[Data section]
-.-.-

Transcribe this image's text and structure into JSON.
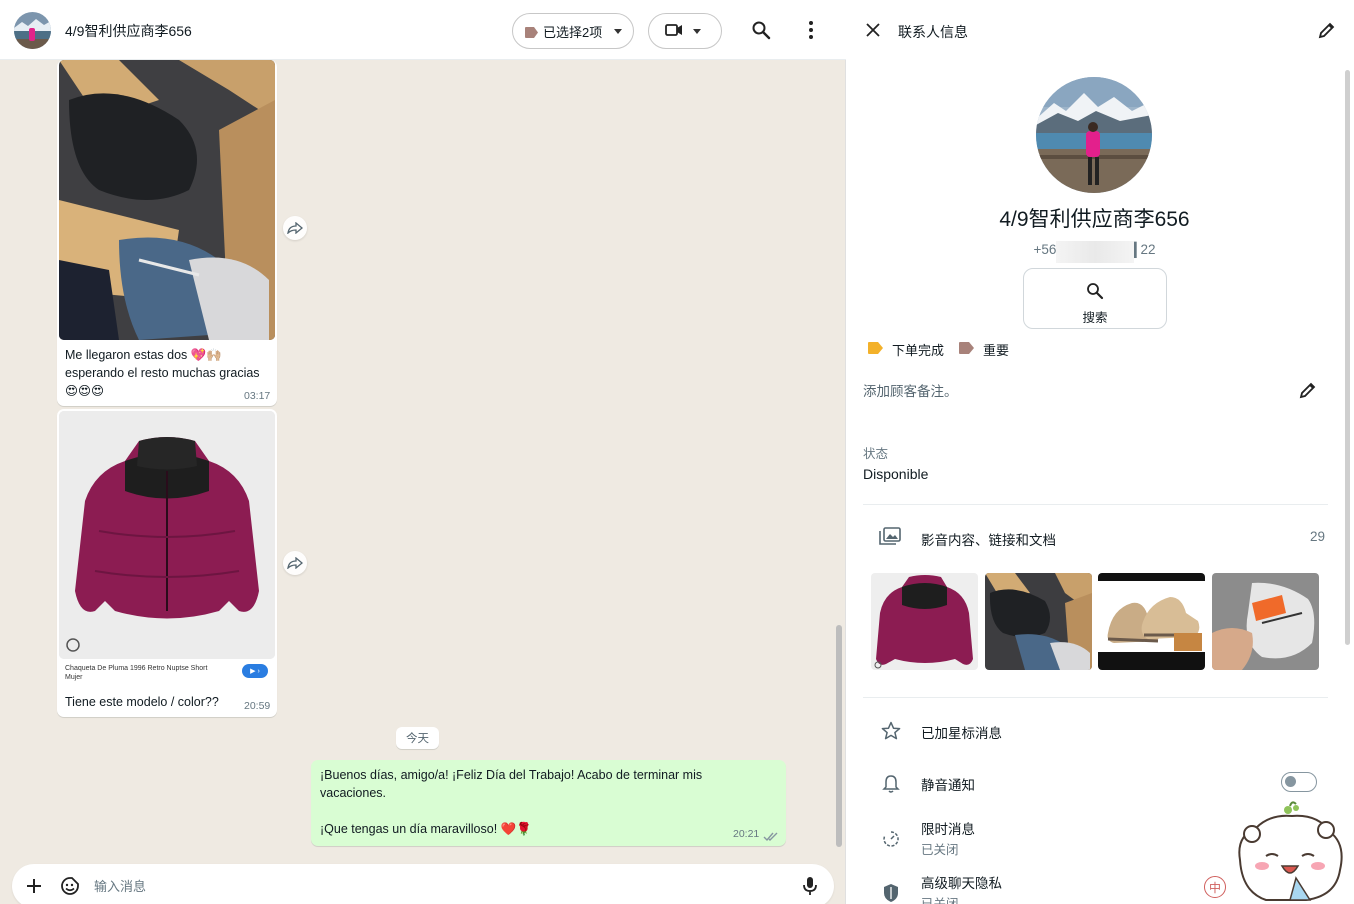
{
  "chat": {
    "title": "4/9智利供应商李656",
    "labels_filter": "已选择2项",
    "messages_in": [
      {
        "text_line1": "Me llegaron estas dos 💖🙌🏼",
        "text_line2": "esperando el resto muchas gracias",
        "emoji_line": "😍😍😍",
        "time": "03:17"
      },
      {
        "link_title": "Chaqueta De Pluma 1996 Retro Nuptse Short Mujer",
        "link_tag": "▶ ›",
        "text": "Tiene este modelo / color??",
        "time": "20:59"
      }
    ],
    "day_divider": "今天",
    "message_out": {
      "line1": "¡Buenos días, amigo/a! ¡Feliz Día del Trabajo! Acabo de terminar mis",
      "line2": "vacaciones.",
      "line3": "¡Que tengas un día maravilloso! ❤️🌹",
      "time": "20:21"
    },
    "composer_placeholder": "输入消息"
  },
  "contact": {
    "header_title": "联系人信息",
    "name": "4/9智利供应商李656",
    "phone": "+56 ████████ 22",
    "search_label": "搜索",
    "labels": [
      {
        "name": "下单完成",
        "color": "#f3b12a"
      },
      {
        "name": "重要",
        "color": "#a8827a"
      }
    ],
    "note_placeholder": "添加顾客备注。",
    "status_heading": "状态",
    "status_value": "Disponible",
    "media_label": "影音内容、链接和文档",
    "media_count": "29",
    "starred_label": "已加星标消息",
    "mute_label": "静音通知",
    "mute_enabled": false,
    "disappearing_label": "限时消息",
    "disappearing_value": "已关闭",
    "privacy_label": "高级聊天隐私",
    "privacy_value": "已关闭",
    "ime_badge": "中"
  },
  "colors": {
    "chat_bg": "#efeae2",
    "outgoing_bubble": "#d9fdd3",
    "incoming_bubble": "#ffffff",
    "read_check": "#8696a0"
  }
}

-.-.-

[Requirements] Every line above should be returned exactly; the pictures stay out.

[Final answer]
Transcribe this image's text and structure into JSON.
{
  "chat": {
    "title": "4/9智利供应商李656",
    "labels_filter": "已选择2项",
    "messages_in": [
      {
        "text_line1": "Me llegaron estas dos 💖🙌🏼",
        "text_line2": "esperando el resto muchas gracias",
        "emoji_line": "😍😍😍",
        "time": "03:17"
      },
      {
        "link_title": "Chaqueta De Pluma 1996 Retro Nuptse Short Mujer",
        "link_tag": "▶ ›",
        "text": "Tiene este modelo / color??",
        "time": "20:59"
      }
    ],
    "day_divider": "今天",
    "message_out": {
      "line1": "¡Buenos días, amigo/a! ¡Feliz Día del Trabajo! Acabo de terminar mis",
      "line2": "vacaciones.",
      "line3": "¡Que tengas un día maravilloso! ❤️🌹",
      "time": "20:21"
    },
    "composer_placeholder": "输入消息"
  },
  "contact": {
    "header_title": "联系人信息",
    "name": "4/9智利供应商李656",
    "phone": "+56 ████████ 22",
    "search_label": "搜索",
    "labels": [
      {
        "name": "下单完成",
        "color": "#f3b12a"
      },
      {
        "name": "重要",
        "color": "#a8827a"
      }
    ],
    "note_placeholder": "添加顾客备注。",
    "status_heading": "状态",
    "status_value": "Disponible",
    "media_label": "影音内容、链接和文档",
    "media_count": "29",
    "starred_label": "已加星标消息",
    "mute_label": "静音通知",
    "mute_enabled": false,
    "disappearing_label": "限时消息",
    "disappearing_value": "已关闭",
    "privacy_label": "高级聊天隐私",
    "privacy_value": "已关闭",
    "ime_badge": "中"
  },
  "colors": {
    "chat_bg": "#efeae2",
    "outgoing_bubble": "#d9fdd3",
    "incoming_bubble": "#ffffff",
    "read_check": "#8696a0"
  }
}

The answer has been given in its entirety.